OBJECTIVE — Copy each line below that contains "subtitle".

TASK MATERIAL —
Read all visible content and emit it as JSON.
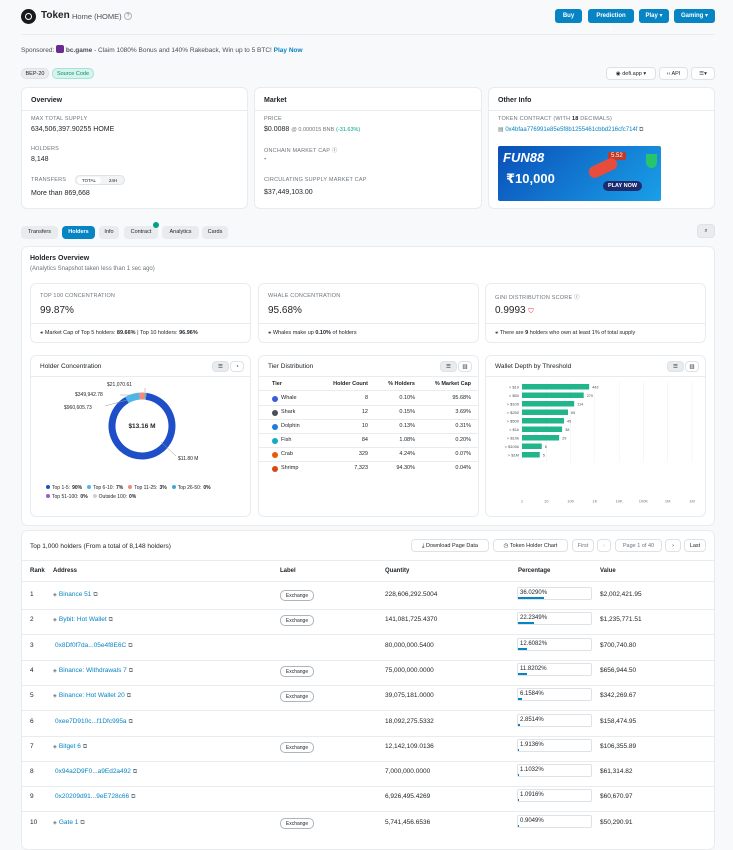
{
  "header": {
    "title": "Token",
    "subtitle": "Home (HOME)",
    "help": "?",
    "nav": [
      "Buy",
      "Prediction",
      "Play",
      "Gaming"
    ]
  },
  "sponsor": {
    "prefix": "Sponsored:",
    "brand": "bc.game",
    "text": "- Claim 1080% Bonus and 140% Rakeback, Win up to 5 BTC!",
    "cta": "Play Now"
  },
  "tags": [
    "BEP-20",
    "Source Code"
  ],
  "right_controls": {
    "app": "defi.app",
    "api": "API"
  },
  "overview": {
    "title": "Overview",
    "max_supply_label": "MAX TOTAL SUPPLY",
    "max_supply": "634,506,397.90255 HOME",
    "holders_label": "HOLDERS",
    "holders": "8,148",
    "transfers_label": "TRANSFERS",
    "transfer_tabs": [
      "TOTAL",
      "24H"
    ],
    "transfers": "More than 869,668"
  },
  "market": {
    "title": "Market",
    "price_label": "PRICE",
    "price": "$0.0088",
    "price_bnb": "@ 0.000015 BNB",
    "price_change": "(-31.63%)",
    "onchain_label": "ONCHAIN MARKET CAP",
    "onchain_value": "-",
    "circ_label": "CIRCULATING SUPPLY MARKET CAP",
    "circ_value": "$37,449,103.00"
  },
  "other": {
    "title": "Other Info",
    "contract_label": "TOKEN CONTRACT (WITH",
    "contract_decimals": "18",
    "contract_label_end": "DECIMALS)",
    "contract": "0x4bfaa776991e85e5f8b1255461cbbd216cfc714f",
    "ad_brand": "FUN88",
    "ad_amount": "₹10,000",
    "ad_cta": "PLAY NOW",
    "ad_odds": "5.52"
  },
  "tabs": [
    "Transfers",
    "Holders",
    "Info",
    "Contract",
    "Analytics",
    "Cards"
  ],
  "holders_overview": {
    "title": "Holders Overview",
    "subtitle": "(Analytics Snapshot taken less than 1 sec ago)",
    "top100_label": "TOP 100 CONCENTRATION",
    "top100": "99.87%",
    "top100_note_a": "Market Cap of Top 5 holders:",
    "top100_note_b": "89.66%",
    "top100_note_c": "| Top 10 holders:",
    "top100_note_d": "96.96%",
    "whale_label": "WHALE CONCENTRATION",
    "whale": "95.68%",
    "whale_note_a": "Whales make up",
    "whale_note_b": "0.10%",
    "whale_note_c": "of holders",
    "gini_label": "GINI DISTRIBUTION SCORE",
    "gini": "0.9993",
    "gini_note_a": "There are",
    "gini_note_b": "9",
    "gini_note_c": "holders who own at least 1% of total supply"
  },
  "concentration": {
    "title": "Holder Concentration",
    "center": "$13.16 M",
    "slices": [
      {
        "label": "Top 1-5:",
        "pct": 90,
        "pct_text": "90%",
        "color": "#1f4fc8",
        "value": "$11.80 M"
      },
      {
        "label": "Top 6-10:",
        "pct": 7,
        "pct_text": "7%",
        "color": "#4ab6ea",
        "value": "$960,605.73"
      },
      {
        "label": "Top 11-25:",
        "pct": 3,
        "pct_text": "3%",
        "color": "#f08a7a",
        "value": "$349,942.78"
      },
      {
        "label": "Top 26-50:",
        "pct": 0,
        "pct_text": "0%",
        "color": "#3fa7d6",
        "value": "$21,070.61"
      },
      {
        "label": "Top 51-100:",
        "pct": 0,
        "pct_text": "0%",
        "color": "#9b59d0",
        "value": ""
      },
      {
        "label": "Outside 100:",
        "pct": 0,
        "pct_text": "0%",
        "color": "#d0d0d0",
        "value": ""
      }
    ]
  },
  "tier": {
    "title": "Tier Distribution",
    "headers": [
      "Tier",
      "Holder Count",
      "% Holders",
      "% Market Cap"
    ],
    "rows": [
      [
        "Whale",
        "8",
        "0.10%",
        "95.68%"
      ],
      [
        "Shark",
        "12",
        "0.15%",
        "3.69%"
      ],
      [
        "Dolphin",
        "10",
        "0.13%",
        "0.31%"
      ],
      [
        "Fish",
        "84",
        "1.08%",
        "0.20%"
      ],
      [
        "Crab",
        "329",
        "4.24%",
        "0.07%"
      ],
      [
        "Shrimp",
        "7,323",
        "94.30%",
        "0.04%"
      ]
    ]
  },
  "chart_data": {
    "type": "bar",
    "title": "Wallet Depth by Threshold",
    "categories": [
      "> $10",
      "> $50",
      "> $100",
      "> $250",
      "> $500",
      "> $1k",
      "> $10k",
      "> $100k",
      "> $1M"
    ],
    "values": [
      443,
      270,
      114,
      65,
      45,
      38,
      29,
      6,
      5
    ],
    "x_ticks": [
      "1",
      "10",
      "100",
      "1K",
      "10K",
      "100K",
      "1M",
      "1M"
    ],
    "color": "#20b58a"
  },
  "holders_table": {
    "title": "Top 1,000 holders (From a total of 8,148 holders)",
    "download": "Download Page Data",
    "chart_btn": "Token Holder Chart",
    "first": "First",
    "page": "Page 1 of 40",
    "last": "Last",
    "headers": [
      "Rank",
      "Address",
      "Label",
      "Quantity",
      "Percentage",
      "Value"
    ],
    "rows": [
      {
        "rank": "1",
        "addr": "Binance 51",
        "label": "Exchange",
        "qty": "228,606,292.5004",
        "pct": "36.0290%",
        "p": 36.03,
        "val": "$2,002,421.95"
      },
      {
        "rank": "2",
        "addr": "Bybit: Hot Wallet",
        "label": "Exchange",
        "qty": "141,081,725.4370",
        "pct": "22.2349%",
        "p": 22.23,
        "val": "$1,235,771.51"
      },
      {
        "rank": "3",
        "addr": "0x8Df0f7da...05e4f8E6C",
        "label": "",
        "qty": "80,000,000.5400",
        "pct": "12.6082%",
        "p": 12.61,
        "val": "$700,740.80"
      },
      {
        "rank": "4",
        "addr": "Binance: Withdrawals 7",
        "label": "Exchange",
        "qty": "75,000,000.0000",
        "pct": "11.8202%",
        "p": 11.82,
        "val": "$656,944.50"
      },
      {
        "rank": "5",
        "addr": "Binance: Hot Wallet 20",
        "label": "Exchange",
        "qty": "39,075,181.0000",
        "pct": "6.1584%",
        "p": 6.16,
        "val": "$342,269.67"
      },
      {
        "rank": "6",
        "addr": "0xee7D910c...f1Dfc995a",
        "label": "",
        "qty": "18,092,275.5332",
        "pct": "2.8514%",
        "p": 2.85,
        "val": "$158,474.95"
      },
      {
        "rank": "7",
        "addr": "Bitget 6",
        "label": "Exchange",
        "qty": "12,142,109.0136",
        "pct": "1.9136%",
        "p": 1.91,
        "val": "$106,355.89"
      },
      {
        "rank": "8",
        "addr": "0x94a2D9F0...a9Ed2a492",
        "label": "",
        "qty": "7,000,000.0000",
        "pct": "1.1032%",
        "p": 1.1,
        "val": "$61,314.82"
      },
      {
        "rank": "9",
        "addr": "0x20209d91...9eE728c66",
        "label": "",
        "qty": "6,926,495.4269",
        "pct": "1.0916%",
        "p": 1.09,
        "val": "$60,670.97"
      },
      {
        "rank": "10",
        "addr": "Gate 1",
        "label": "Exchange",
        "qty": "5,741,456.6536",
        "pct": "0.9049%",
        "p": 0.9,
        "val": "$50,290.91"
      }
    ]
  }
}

==

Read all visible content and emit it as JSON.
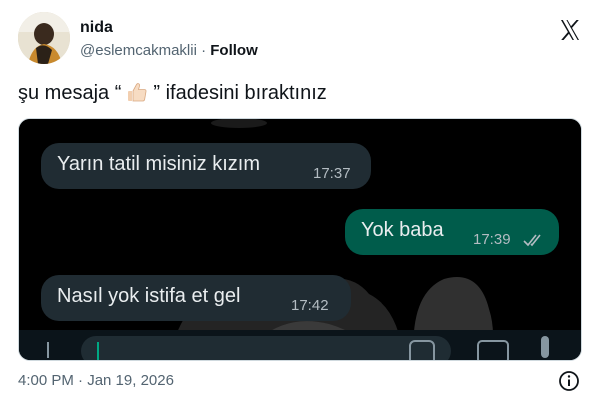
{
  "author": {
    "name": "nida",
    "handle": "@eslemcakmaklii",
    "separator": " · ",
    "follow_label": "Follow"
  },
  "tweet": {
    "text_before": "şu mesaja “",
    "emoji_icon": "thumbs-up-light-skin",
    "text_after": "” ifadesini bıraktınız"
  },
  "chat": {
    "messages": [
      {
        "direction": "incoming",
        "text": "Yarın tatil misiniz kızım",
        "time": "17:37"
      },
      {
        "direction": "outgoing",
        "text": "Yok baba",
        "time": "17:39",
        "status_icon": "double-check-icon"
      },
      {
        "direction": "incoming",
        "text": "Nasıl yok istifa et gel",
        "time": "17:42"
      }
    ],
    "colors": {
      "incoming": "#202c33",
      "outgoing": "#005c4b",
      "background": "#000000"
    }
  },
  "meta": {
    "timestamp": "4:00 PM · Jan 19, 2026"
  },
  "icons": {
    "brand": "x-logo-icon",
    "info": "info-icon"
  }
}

--

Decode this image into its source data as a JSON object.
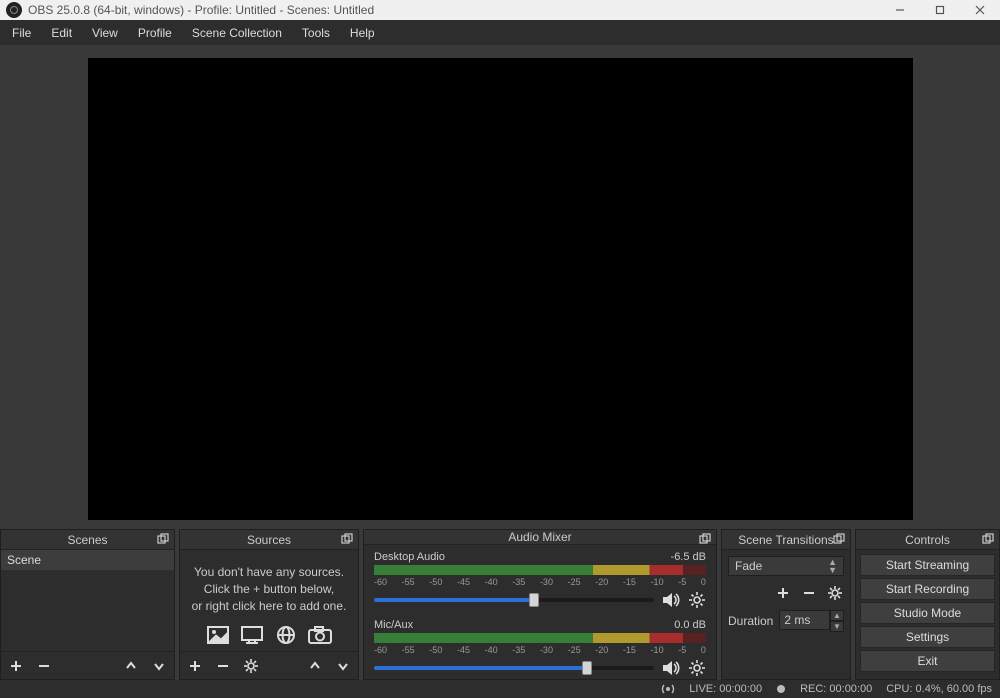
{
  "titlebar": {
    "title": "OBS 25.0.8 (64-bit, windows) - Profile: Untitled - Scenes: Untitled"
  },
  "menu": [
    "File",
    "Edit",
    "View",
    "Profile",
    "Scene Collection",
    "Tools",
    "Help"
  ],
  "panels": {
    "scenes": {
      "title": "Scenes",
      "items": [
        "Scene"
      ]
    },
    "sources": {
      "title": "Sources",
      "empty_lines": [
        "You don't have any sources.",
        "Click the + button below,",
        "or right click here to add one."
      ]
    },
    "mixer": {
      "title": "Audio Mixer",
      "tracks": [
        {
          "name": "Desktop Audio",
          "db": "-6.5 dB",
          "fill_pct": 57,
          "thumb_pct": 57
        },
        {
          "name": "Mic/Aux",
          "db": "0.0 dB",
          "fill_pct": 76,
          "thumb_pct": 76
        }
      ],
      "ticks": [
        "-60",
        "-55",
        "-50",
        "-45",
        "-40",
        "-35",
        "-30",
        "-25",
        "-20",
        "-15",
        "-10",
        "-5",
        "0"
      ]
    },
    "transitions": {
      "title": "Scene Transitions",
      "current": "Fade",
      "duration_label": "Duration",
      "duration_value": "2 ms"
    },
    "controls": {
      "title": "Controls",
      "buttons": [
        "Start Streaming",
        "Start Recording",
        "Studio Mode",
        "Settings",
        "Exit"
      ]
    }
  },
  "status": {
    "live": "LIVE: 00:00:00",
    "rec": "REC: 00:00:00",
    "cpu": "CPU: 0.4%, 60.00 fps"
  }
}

FULL SOLUTION —
    "subtitle": "Home (HOME)",
    "subtitle": "(Analytics Snapshot taken less than 1 sec ago)",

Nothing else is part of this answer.